Task: Will you transcribe the entries that follow, exactly and in full?

— start —

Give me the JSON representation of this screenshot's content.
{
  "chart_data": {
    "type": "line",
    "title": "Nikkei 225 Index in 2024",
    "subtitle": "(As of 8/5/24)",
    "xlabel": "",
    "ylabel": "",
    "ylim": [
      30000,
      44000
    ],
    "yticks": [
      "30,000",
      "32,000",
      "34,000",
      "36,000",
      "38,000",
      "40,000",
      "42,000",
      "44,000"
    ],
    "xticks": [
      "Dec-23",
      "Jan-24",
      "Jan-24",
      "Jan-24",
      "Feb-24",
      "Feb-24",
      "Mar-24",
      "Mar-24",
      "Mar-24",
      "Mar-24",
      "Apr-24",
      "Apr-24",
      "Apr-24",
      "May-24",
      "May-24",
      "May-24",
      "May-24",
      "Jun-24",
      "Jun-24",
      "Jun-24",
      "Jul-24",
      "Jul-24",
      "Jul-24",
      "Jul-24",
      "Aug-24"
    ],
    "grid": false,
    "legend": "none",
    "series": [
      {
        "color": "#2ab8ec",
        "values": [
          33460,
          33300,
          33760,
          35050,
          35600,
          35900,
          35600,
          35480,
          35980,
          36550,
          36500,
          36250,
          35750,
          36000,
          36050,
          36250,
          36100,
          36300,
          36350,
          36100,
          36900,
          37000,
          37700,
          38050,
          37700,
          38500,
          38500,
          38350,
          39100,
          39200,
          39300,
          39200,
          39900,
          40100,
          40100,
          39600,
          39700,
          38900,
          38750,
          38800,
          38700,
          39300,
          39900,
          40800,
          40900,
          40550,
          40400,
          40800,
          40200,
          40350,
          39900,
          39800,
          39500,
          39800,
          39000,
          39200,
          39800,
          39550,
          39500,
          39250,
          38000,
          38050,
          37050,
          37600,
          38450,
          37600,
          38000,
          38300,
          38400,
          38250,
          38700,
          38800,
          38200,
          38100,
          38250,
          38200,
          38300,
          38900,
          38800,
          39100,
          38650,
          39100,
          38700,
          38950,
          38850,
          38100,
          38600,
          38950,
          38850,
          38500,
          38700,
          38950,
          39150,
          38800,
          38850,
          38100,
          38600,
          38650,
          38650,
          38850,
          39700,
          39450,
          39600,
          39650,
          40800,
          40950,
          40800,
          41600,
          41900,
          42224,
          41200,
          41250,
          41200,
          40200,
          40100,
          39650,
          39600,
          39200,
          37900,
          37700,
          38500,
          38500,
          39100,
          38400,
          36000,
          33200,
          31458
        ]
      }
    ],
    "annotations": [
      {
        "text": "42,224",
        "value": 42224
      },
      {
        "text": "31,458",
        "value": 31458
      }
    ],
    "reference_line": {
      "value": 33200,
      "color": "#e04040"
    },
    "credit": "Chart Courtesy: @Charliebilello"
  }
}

— end —

Result:
Give me the JSON representation of this screenshot's content.
{
  "chart_data": {
    "type": "line",
    "title": "Nikkei 225 Index in 2024",
    "subtitle": "(As of 8/5/24)",
    "xlabel": "",
    "ylabel": "",
    "ylim": [
      30000,
      44000
    ],
    "yticks": [
      "30,000",
      "32,000",
      "34,000",
      "36,000",
      "38,000",
      "40,000",
      "42,000",
      "44,000"
    ],
    "xticks": [
      "Dec-23",
      "Jan-24",
      "Jan-24",
      "Jan-24",
      "Feb-24",
      "Feb-24",
      "Mar-24",
      "Mar-24",
      "Mar-24",
      "Mar-24",
      "Apr-24",
      "Apr-24",
      "Apr-24",
      "May-24",
      "May-24",
      "May-24",
      "May-24",
      "Jun-24",
      "Jun-24",
      "Jun-24",
      "Jul-24",
      "Jul-24",
      "Jul-24",
      "Jul-24",
      "Aug-24"
    ],
    "grid": false,
    "legend": "none",
    "series": [
      {
        "color": "#2ab8ec",
        "values": [
          33460,
          33300,
          33760,
          35050,
          35600,
          35900,
          35600,
          35480,
          35980,
          36550,
          36500,
          36250,
          35750,
          36000,
          36050,
          36250,
          36100,
          36300,
          36350,
          36100,
          36900,
          37000,
          37700,
          38050,
          37700,
          38500,
          38500,
          38350,
          39100,
          39200,
          39300,
          39200,
          39900,
          40100,
          40100,
          39600,
          39700,
          38900,
          38750,
          38800,
          38700,
          39300,
          39900,
          40800,
          40900,
          40550,
          40400,
          40800,
          40200,
          40350,
          39900,
          39800,
          39500,
          39800,
          39000,
          39200,
          39800,
          39550,
          39500,
          39250,
          38000,
          38050,
          37050,
          37600,
          38450,
          37600,
          38000,
          38300,
          38400,
          38250,
          38700,
          38800,
          38200,
          38100,
          38250,
          38200,
          38300,
          38900,
          38800,
          39100,
          38650,
          39100,
          38700,
          38950,
          38850,
          38100,
          38600,
          38950,
          38850,
          38500,
          38700,
          38950,
          39150,
          38800,
          38850,
          38100,
          38600,
          38650,
          38650,
          38850,
          39700,
          39450,
          39600,
          39650,
          40800,
          40950,
          40800,
          41600,
          41900,
          42224,
          41200,
          41250,
          41200,
          40200,
          40100,
          39650,
          39600,
          39200,
          37900,
          37700,
          38500,
          38500,
          39100,
          38400,
          36000,
          33200,
          31458
        ]
      }
    ],
    "annotations": [
      {
        "text": "42,224",
        "value": 42224
      },
      {
        "text": "31,458",
        "value": 31458
      }
    ],
    "reference_line": {
      "value": 33200,
      "color": "#e04040"
    },
    "credit": "Chart Courtesy: @Charliebilello"
  }
}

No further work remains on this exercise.